• **Your task**: Reproduce the entries below word for word, leaving out any pictures.

[BEGIN]

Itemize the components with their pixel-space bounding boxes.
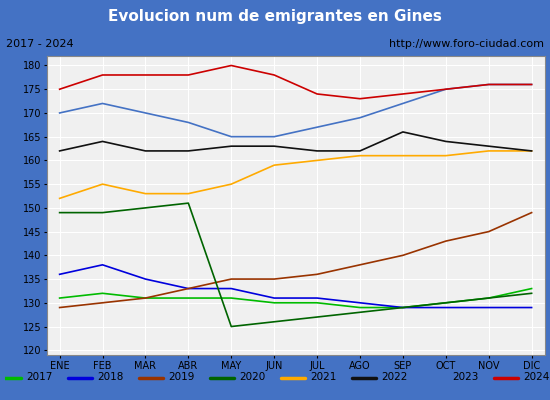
Text: 2020: 2020 (239, 372, 266, 382)
Text: 2017: 2017 (26, 372, 53, 382)
Text: 2023: 2023 (453, 372, 479, 382)
Text: 2019: 2019 (168, 372, 195, 382)
Text: 2017 - 2024: 2017 - 2024 (6, 39, 73, 49)
Text: 2021: 2021 (311, 372, 337, 382)
Text: 2024: 2024 (524, 372, 550, 382)
Text: http://www.foro-ciudad.com: http://www.foro-ciudad.com (389, 39, 544, 49)
Text: 2022: 2022 (382, 372, 408, 382)
Text: Evolucion num de emigrantes en Gines: Evolucion num de emigrantes en Gines (108, 8, 442, 24)
Text: 2018: 2018 (97, 372, 124, 382)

[END]

• **Task solution**:
Itemize the components with their pixel-space bounding boxes.
Text: 2020: 2020 (239, 372, 266, 382)
Text: 2017: 2017 (26, 372, 53, 382)
Text: 2023: 2023 (453, 372, 479, 382)
Text: 2019: 2019 (168, 372, 195, 382)
Text: 2017 - 2024: 2017 - 2024 (6, 39, 73, 49)
Text: 2021: 2021 (311, 372, 337, 382)
Text: 2024: 2024 (524, 372, 550, 382)
Text: http://www.foro-ciudad.com: http://www.foro-ciudad.com (389, 39, 544, 49)
Text: 2022: 2022 (382, 372, 408, 382)
Text: Evolucion num de emigrantes en Gines: Evolucion num de emigrantes en Gines (108, 8, 442, 24)
Text: 2018: 2018 (97, 372, 124, 382)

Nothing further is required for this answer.